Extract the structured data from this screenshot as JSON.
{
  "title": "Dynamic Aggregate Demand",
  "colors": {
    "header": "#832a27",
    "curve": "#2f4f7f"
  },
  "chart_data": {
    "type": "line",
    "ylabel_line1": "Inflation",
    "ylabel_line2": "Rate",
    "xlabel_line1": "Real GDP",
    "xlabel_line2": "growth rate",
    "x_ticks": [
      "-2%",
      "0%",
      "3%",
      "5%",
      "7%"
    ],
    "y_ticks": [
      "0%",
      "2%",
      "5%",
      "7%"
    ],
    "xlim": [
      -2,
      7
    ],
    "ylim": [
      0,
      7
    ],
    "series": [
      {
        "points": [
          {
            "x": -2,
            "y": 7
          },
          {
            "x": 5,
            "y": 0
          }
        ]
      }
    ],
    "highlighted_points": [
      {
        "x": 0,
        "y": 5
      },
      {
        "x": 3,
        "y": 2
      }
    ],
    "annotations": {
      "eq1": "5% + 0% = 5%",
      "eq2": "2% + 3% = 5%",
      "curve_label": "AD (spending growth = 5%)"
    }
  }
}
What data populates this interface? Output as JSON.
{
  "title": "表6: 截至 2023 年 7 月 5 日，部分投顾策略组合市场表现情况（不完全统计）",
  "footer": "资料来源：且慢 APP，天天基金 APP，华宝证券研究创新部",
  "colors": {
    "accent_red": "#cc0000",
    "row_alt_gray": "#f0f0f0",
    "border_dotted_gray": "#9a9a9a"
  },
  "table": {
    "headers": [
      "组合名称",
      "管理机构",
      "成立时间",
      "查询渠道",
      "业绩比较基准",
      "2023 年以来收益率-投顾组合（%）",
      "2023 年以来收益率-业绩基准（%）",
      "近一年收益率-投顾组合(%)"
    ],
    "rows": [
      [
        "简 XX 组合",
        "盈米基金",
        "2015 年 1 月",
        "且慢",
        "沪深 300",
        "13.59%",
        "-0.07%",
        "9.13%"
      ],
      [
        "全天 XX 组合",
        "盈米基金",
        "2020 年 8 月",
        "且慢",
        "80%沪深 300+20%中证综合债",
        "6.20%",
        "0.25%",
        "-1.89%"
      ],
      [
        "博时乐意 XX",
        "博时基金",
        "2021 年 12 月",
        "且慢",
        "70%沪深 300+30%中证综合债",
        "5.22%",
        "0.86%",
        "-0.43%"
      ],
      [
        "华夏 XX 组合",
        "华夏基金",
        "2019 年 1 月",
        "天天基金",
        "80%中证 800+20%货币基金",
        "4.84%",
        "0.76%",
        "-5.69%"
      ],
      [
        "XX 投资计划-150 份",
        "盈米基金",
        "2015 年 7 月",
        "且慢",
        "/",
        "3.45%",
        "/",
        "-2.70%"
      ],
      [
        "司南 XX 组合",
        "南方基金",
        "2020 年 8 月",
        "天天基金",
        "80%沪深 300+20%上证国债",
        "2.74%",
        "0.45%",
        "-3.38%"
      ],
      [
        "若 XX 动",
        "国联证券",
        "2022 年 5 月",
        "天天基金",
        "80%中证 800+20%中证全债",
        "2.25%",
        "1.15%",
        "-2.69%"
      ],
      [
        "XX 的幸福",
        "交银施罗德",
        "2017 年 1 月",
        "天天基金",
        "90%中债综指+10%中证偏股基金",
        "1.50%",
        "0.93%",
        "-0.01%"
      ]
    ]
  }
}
----------------
* Exercise *
Reproduce all of the records exactly.

* Solution to the problem *
Extract the structured data from this screenshot as JSON.
{
  "title": "Dynamic Aggregate Demand",
  "colors": {
    "header": "#832a27",
    "curve": "#2f4f7f"
  },
  "chart_data": {
    "type": "line",
    "ylabel_line1": "Inflation",
    "ylabel_line2": "Rate",
    "xlabel_line1": "Real GDP",
    "xlabel_line2": "growth rate",
    "x_ticks": [
      "-2%",
      "0%",
      "3%",
      "5%",
      "7%"
    ],
    "y_ticks": [
      "0%",
      "2%",
      "5%",
      "7%"
    ],
    "xlim": [
      -2,
      7
    ],
    "ylim": [
      0,
      7
    ],
    "series": [
      {
        "points": [
          {
            "x": -2,
            "y": 7
          },
          {
            "x": 5,
            "y": 0
          }
        ]
      }
    ],
    "highlighted_points": [
      {
        "x": 0,
        "y": 5
      },
      {
        "x": 3,
        "y": 2
      }
    ],
    "annotations": {
      "eq1": "5% + 0% = 5%",
      "eq2": "2% + 3% = 5%",
      "curve_label": "AD (spending growth = 5%)"
    }
  }
}
What data populates this interface? Output as JSON.
{
  "title": "表6: 截至 2023 年 7 月 5 日，部分投顾策略组合市场表现情况（不完全统计）",
  "footer": "资料来源：且慢 APP，天天基金 APP，华宝证券研究创新部",
  "colors": {
    "accent_red": "#cc0000",
    "row_alt_gray": "#f0f0f0",
    "border_dotted_gray": "#9a9a9a"
  },
  "table": {
    "headers": [
      "组合名称",
      "管理机构",
      "成立时间",
      "查询渠道",
      "业绩比较基准",
      "2023 年以来收益率-投顾组合（%）",
      "2023 年以来收益率-业绩基准（%）",
      "近一年收益率-投顾组合(%)"
    ],
    "rows": [
      [
        "简 XX 组合",
        "盈米基金",
        "2015 年 1 月",
        "且慢",
        "沪深 300",
        "13.59%",
        "-0.07%",
        "9.13%"
      ],
      [
        "全天 XX 组合",
        "盈米基金",
        "2020 年 8 月",
        "且慢",
        "80%沪深 300+20%中证综合债",
        "6.20%",
        "0.25%",
        "-1.89%"
      ],
      [
        "博时乐意 XX",
        "博时基金",
        "2021 年 12 月",
        "且慢",
        "70%沪深 300+30%中证综合债",
        "5.22%",
        "0.86%",
        "-0.43%"
      ],
      [
        "华夏 XX 组合",
        "华夏基金",
        "2019 年 1 月",
        "天天基金",
        "80%中证 800+20%货币基金",
        "4.84%",
        "0.76%",
        "-5.69%"
      ],
      [
        "XX 投资计划-150 份",
        "盈米基金",
        "2015 年 7 月",
        "且慢",
        "/",
        "3.45%",
        "/",
        "-2.70%"
      ],
      [
        "司南 XX 组合",
        "南方基金",
        "2020 年 8 月",
        "天天基金",
        "80%沪深 300+20%上证国债",
        "2.74%",
        "0.45%",
        "-3.38%"
      ],
      [
        "若 XX 动",
        "国联证券",
        "2022 年 5 月",
        "天天基金",
        "80%中证 800+20%中证全债",
        "2.25%",
        "1.15%",
        "-2.69%"
      ],
      [
        "XX 的幸福",
        "交银施罗德",
        "2017 年 1 月",
        "天天基金",
        "90%中债综指+10%中证偏股基金",
        "1.50%",
        "0.93%",
        "-0.01%"
      ]
    ]
  }
}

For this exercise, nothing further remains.